■ Do this
From the entries below, copy every line that holds the word "Distance".

■ Raw records
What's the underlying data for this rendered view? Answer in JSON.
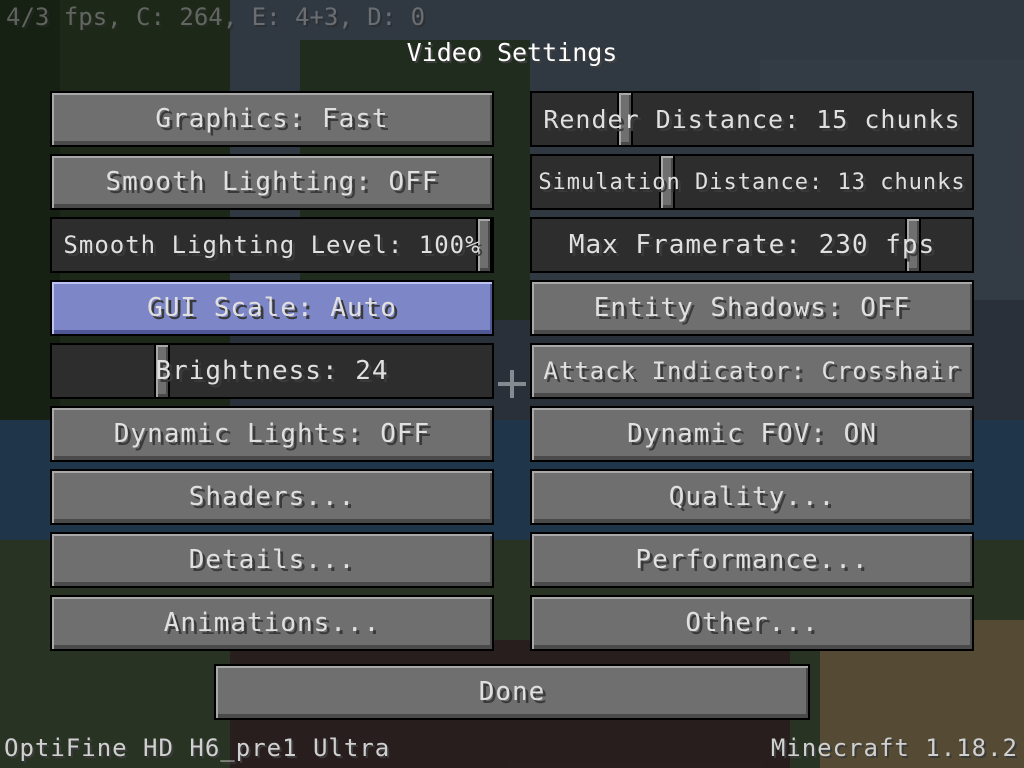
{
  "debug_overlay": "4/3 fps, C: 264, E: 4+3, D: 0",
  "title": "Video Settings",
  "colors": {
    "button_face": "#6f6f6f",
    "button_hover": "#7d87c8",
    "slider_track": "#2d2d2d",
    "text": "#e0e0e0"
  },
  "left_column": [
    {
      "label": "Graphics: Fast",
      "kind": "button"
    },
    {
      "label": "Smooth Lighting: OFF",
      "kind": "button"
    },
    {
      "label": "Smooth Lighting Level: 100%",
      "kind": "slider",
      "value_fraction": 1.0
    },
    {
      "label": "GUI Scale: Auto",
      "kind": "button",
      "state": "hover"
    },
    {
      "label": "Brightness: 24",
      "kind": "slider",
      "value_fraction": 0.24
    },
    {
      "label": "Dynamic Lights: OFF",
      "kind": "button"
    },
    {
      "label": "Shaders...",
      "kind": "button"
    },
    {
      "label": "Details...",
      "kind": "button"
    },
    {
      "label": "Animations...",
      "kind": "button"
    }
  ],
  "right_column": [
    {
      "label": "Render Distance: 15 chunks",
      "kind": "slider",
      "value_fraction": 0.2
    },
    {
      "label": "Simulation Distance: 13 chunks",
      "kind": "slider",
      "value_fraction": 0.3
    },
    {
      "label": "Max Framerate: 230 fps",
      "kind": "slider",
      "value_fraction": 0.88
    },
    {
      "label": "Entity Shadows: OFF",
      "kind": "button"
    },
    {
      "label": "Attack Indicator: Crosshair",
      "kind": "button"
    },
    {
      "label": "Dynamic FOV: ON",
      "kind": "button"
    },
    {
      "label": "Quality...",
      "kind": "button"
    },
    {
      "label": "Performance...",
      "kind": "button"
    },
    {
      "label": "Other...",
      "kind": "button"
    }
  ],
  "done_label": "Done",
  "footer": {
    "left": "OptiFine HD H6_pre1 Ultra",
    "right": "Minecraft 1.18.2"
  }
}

■ Result
      "label": "Render Distance: 15 chunks",
      "label": "Simulation Distance: 13 chunks",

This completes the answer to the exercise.